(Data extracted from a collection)
======

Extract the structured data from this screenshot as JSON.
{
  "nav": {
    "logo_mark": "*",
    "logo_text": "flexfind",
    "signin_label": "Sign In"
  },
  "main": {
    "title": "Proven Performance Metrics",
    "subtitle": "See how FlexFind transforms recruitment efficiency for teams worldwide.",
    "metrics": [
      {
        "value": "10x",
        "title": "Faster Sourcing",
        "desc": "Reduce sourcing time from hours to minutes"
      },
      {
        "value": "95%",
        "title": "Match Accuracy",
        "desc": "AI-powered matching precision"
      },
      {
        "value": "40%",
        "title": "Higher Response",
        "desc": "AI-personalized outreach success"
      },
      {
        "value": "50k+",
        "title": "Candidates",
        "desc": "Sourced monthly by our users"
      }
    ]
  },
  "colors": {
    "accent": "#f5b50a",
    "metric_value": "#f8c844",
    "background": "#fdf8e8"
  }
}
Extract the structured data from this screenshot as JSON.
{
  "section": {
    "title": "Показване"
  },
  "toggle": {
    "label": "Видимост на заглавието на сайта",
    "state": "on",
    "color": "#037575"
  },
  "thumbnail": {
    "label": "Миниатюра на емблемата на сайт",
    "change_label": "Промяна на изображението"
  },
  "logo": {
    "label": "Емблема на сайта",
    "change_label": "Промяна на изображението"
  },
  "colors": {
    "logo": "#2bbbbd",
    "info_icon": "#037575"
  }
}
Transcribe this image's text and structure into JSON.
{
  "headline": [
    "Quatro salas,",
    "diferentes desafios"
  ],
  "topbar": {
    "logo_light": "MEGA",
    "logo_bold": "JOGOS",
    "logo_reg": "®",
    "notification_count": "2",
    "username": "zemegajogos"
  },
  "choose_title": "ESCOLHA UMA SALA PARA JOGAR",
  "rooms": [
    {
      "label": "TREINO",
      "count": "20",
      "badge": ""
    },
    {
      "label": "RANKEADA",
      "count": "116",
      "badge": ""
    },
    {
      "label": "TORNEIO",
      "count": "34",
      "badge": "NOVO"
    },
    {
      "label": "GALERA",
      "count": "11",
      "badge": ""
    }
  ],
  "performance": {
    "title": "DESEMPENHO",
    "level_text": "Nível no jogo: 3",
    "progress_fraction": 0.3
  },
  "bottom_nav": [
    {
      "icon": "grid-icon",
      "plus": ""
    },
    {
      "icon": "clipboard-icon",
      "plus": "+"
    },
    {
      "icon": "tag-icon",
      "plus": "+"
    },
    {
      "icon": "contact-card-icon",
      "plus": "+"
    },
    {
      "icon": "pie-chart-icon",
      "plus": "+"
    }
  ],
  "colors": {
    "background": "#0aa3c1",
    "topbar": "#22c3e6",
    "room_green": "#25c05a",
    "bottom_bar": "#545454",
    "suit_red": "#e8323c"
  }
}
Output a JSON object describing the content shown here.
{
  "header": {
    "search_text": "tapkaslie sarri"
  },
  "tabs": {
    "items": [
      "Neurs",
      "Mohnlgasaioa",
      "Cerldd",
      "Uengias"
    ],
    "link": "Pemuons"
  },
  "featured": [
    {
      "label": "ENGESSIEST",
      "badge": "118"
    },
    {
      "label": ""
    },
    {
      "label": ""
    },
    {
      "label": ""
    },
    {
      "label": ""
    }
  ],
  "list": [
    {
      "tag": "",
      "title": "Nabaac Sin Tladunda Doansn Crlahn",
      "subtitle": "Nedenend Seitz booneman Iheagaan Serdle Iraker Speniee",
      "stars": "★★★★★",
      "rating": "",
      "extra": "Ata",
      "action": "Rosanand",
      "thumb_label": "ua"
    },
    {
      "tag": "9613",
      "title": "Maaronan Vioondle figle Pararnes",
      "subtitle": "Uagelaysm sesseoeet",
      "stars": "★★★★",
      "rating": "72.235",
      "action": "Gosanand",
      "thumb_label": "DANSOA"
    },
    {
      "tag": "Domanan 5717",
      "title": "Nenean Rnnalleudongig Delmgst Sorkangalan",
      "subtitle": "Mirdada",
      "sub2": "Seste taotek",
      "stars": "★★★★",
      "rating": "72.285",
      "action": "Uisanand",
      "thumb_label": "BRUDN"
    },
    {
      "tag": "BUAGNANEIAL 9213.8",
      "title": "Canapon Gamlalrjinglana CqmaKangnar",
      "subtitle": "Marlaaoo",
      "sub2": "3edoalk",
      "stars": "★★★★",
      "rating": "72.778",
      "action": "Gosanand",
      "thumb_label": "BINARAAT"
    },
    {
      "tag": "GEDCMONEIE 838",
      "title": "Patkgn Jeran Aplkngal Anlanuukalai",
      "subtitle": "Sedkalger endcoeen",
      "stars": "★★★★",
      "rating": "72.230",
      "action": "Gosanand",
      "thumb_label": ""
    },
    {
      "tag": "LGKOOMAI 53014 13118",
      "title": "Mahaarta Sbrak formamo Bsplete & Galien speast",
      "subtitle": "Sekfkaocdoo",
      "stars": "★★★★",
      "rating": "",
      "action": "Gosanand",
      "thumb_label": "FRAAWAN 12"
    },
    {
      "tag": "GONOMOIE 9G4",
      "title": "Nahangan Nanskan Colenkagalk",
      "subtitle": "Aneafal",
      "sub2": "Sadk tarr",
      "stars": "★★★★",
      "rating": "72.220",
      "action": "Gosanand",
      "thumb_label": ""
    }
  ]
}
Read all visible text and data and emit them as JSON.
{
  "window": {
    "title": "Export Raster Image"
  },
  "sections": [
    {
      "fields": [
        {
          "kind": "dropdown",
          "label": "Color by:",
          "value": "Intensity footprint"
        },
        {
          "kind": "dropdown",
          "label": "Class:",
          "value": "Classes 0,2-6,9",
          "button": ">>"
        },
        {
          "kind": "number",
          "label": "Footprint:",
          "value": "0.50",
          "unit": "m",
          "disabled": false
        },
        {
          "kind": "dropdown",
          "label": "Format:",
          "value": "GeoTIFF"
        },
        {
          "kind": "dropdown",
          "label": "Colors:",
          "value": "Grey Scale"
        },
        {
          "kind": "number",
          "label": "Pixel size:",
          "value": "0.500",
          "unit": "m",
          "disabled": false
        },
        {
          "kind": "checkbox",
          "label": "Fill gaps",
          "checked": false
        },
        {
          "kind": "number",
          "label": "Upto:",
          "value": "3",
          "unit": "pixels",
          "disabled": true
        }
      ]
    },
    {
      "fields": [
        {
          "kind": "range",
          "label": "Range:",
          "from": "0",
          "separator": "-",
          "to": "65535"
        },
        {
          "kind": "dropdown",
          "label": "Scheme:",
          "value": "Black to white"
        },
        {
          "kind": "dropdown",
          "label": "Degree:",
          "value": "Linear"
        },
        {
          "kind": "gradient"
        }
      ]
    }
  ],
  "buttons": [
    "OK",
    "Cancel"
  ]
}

======

#### What you are asked to do:
Print the listing above in full, exactly as it is.

#### Solution to the problem:
Extract the structured data from this screenshot as JSON.
{
  "nav": {
    "logo_mark": "*",
    "logo_text": "flexfind",
    "signin_label": "Sign In"
  },
  "main": {
    "title": "Proven Performance Metrics",
    "subtitle": "See how FlexFind transforms recruitment efficiency for teams worldwide.",
    "metrics": [
      {
        "value": "10x",
        "title": "Faster Sourcing",
        "desc": "Reduce sourcing time from hours to minutes"
      },
      {
        "value": "95%",
        "title": "Match Accuracy",
        "desc": "AI-powered matching precision"
      },
      {
        "value": "40%",
        "title": "Higher Response",
        "desc": "AI-personalized outreach success"
      },
      {
        "value": "50k+",
        "title": "Candidates",
        "desc": "Sourced monthly by our users"
      }
    ]
  },
  "colors": {
    "accent": "#f5b50a",
    "metric_value": "#f8c844",
    "background": "#fdf8e8"
  }
}
Extract the structured data from this screenshot as JSON.
{
  "section": {
    "title": "Показване"
  },
  "toggle": {
    "label": "Видимост на заглавието на сайта",
    "state": "on",
    "color": "#037575"
  },
  "thumbnail": {
    "label": "Миниатюра на емблемата на сайт",
    "change_label": "Промяна на изображението"
  },
  "logo": {
    "label": "Емблема на сайта",
    "change_label": "Промяна на изображението"
  },
  "colors": {
    "logo": "#2bbbbd",
    "info_icon": "#037575"
  }
}
Transcribe this image's text and structure into JSON.
{
  "headline": [
    "Quatro salas,",
    "diferentes desafios"
  ],
  "topbar": {
    "logo_light": "MEGA",
    "logo_bold": "JOGOS",
    "logo_reg": "®",
    "notification_count": "2",
    "username": "zemegajogos"
  },
  "choose_title": "ESCOLHA UMA SALA PARA JOGAR",
  "rooms": [
    {
      "label": "TREINO",
      "count": "20",
      "badge": ""
    },
    {
      "label": "RANKEADA",
      "count": "116",
      "badge": ""
    },
    {
      "label": "TORNEIO",
      "count": "34",
      "badge": "NOVO"
    },
    {
      "label": "GALERA",
      "count": "11",
      "badge": ""
    }
  ],
  "performance": {
    "title": "DESEMPENHO",
    "level_text": "Nível no jogo: 3",
    "progress_fraction": 0.3
  },
  "bottom_nav": [
    {
      "icon": "grid-icon",
      "plus": ""
    },
    {
      "icon": "clipboard-icon",
      "plus": "+"
    },
    {
      "icon": "tag-icon",
      "plus": "+"
    },
    {
      "icon": "contact-card-icon",
      "plus": "+"
    },
    {
      "icon": "pie-chart-icon",
      "plus": "+"
    }
  ],
  "colors": {
    "background": "#0aa3c1",
    "topbar": "#22c3e6",
    "room_green": "#25c05a",
    "bottom_bar": "#545454",
    "suit_red": "#e8323c"
  }
}
Output a JSON object describing the content shown here.
{
  "header": {
    "search_text": "tapkaslie sarri"
  },
  "tabs": {
    "items": [
      "Neurs",
      "Mohnlgasaioa",
      "Cerldd",
      "Uengias"
    ],
    "link": "Pemuons"
  },
  "featured": [
    {
      "label": "ENGESSIEST",
      "badge": "118"
    },
    {
      "label": ""
    },
    {
      "label": ""
    },
    {
      "label": ""
    },
    {
      "label": ""
    }
  ],
  "list": [
    {
      "tag": "",
      "title": "Nabaac Sin Tladunda Doansn Crlahn",
      "subtitle": "Nedenend Seitz booneman Iheagaan Serdle Iraker Speniee",
      "stars": "★★★★★",
      "rating": "",
      "extra": "Ata",
      "action": "Rosanand",
      "thumb_label": "ua"
    },
    {
      "tag": "9613",
      "title": "Maaronan Vioondle figle Pararnes",
      "subtitle": "Uagelaysm sesseoeet",
      "stars": "★★★★",
      "rating": "72.235",
      "action": "Gosanand",
      "thumb_label": "DANSOA"
    },
    {
      "tag": "Domanan 5717",
      "title": "Nenean Rnnalleudongig Delmgst Sorkangalan",
      "subtitle": "Mirdada",
      "sub2": "Seste taotek",
      "stars": "★★★★",
      "rating": "72.285",
      "action": "Uisanand",
      "thumb_label": "BRUDN"
    },
    {
      "tag": "BUAGNANEIAL 9213.8",
      "title": "Canapon Gamlalrjinglana CqmaKangnar",
      "subtitle": "Marlaaoo",
      "sub2": "3edoalk",
      "stars": "★★★★",
      "rating": "72.778",
      "action": "Gosanand",
      "thumb_label": "BINARAAT"
    },
    {
      "tag": "GEDCMONEIE 838",
      "title": "Patkgn Jeran Aplkngal Anlanuukalai",
      "subtitle": "Sedkalger endcoeen",
      "stars": "★★★★",
      "rating": "72.230",
      "action": "Gosanand",
      "thumb_label": ""
    },
    {
      "tag": "LGKOOMAI 53014 13118",
      "title": "Mahaarta Sbrak formamo Bsplete & Galien speast",
      "subtitle": "Sekfkaocdoo",
      "stars": "★★★★",
      "rating": "",
      "action": "Gosanand",
      "thumb_label": "FRAAWAN 12"
    },
    {
      "tag": "GONOMOIE 9G4",
      "title": "Nahangan Nanskan Colenkagalk",
      "subtitle": "Aneafal",
      "sub2": "Sadk tarr",
      "stars": "★★★★",
      "rating": "72.220",
      "action": "Gosanand",
      "thumb_label": ""
    }
  ]
}
Read all visible text and data and emit them as JSON.
{
  "window": {
    "title": "Export Raster Image"
  },
  "sections": [
    {
      "fields": [
        {
          "kind": "dropdown",
          "label": "Color by:",
          "value": "Intensity footprint"
        },
        {
          "kind": "dropdown",
          "label": "Class:",
          "value": "Classes 0,2-6,9",
          "button": ">>"
        },
        {
          "kind": "number",
          "label": "Footprint:",
          "value": "0.50",
          "unit": "m",
          "disabled": false
        },
        {
          "kind": "dropdown",
          "label": "Format:",
          "value": "GeoTIFF"
        },
        {
          "kind": "dropdown",
          "label": "Colors:",
          "value": "Grey Scale"
        },
        {
          "kind": "number",
          "label": "Pixel size:",
          "value": "0.500",
          "unit": "m",
          "disabled": false
        },
        {
          "kind": "checkbox",
          "label": "Fill gaps",
          "checked": false
        },
        {
          "kind": "number",
          "label": "Upto:",
          "value": "3",
          "unit": "pixels",
          "disabled": true
        }
      ]
    },
    {
      "fields": [
        {
          "kind": "range",
          "label": "Range:",
          "from": "0",
          "separator": "-",
          "to": "65535"
        },
        {
          "kind": "dropdown",
          "label": "Scheme:",
          "value": "Black to white"
        },
        {
          "kind": "dropdown",
          "label": "Degree:",
          "value": "Linear"
        },
        {
          "kind": "gradient"
        }
      ]
    }
  ],
  "buttons": [
    "OK",
    "Cancel"
  ]
}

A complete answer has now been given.